• TASK REQUIREMENTS:
Output every entry exactly as written, skipping any pictures.

• SUPPLIED MATERIAL:
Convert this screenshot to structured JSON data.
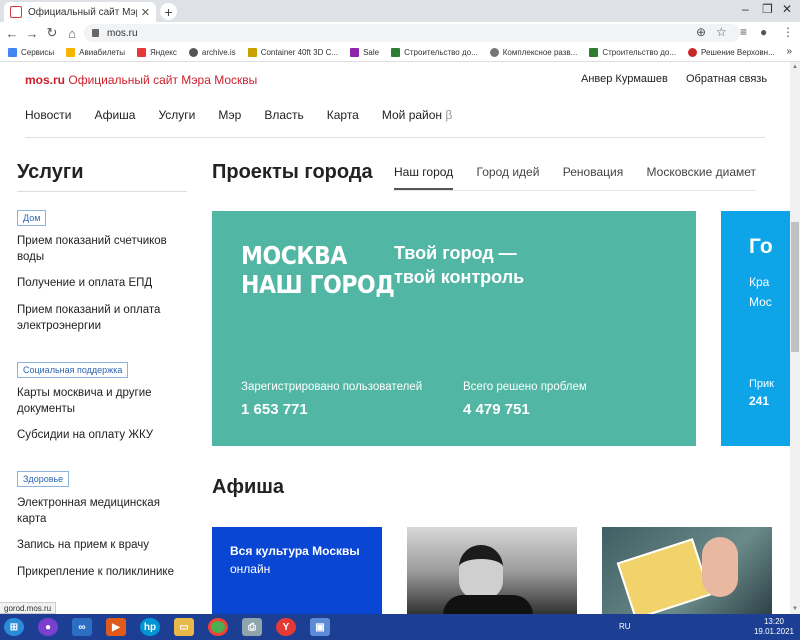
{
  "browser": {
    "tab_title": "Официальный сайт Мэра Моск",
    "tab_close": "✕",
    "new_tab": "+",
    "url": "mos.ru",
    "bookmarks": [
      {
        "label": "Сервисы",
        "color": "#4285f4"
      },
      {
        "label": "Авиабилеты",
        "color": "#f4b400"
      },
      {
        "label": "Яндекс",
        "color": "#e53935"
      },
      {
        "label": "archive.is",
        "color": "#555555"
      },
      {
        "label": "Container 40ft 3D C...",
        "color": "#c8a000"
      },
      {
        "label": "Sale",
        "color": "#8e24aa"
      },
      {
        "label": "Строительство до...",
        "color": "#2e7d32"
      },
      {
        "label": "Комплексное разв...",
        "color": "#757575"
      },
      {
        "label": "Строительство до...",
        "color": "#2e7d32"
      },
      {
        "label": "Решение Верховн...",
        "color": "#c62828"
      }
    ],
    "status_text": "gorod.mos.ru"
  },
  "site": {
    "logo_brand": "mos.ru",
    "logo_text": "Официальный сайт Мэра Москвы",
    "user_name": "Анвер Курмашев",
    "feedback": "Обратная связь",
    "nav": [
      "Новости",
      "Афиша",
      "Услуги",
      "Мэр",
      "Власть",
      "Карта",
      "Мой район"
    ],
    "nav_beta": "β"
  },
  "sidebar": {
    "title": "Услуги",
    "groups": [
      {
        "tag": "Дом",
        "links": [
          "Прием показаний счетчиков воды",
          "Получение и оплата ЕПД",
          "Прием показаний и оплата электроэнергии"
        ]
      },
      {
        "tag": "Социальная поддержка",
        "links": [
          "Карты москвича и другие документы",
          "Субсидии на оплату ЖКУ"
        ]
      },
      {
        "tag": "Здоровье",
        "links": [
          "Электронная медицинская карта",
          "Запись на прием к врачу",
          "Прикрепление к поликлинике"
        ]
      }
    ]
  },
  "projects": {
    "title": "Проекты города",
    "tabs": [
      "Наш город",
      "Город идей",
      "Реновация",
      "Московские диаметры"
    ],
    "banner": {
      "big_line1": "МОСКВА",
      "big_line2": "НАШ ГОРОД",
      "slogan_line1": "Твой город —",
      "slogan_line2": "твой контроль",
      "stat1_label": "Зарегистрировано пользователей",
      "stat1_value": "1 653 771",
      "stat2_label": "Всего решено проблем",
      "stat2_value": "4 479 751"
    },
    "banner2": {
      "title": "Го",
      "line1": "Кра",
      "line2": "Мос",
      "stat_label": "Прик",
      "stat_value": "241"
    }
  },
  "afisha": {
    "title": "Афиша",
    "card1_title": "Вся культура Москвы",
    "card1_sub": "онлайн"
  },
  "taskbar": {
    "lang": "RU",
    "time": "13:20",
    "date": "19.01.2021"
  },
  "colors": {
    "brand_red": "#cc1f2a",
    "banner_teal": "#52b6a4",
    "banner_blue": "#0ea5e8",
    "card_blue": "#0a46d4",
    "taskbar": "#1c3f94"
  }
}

• RESPONSE FOR THIS EXERCISE:
Convert this screenshot to structured JSON data.
{
  "browser": {
    "tab_title": "Официальный сайт Мэра Моск",
    "tab_close": "✕",
    "new_tab": "+",
    "url": "mos.ru",
    "bookmarks": [
      {
        "label": "Сервисы",
        "color": "#4285f4"
      },
      {
        "label": "Авиабилеты",
        "color": "#f4b400"
      },
      {
        "label": "Яндекс",
        "color": "#e53935"
      },
      {
        "label": "archive.is",
        "color": "#555555"
      },
      {
        "label": "Container 40ft 3D C...",
        "color": "#c8a000"
      },
      {
        "label": "Sale",
        "color": "#8e24aa"
      },
      {
        "label": "Строительство до...",
        "color": "#2e7d32"
      },
      {
        "label": "Комплексное разв...",
        "color": "#757575"
      },
      {
        "label": "Строительство до...",
        "color": "#2e7d32"
      },
      {
        "label": "Решение Верховн...",
        "color": "#c62828"
      }
    ],
    "status_text": "gorod.mos.ru"
  },
  "site": {
    "logo_brand": "mos.ru",
    "logo_text": "Официальный сайт Мэра Москвы",
    "user_name": "Анвер Курмашев",
    "feedback": "Обратная связь",
    "nav": [
      "Новости",
      "Афиша",
      "Услуги",
      "Мэр",
      "Власть",
      "Карта",
      "Мой район"
    ],
    "nav_beta": "β"
  },
  "sidebar": {
    "title": "Услуги",
    "groups": [
      {
        "tag": "Дом",
        "links": [
          "Прием показаний счетчиков воды",
          "Получение и оплата ЕПД",
          "Прием показаний и оплата электроэнергии"
        ]
      },
      {
        "tag": "Социальная поддержка",
        "links": [
          "Карты москвича и другие документы",
          "Субсидии на оплату ЖКУ"
        ]
      },
      {
        "tag": "Здоровье",
        "links": [
          "Электронная медицинская карта",
          "Запись на прием к врачу",
          "Прикрепление к поликлинике"
        ]
      }
    ]
  },
  "projects": {
    "title": "Проекты города",
    "tabs": [
      "Наш город",
      "Город идей",
      "Реновация",
      "Московские диаметры"
    ],
    "banner": {
      "big_line1": "МОСКВА",
      "big_line2": "НАШ ГОРОД",
      "slogan_line1": "Твой город —",
      "slogan_line2": "твой контроль",
      "stat1_label": "Зарегистрировано пользователей",
      "stat1_value": "1 653 771",
      "stat2_label": "Всего решено проблем",
      "stat2_value": "4 479 751"
    },
    "banner2": {
      "title": "Го",
      "line1": "Кра",
      "line2": "Мос",
      "stat_label": "Прик",
      "stat_value": "241"
    }
  },
  "afisha": {
    "title": "Афиша",
    "card1_title": "Вся культура Москвы",
    "card1_sub": "онлайн"
  },
  "taskbar": {
    "lang": "RU",
    "time": "13:20",
    "date": "19.01.2021"
  },
  "colors": {
    "brand_red": "#cc1f2a",
    "banner_teal": "#52b6a4",
    "banner_blue": "#0ea5e8",
    "card_blue": "#0a46d4",
    "taskbar": "#1c3f94"
  }
}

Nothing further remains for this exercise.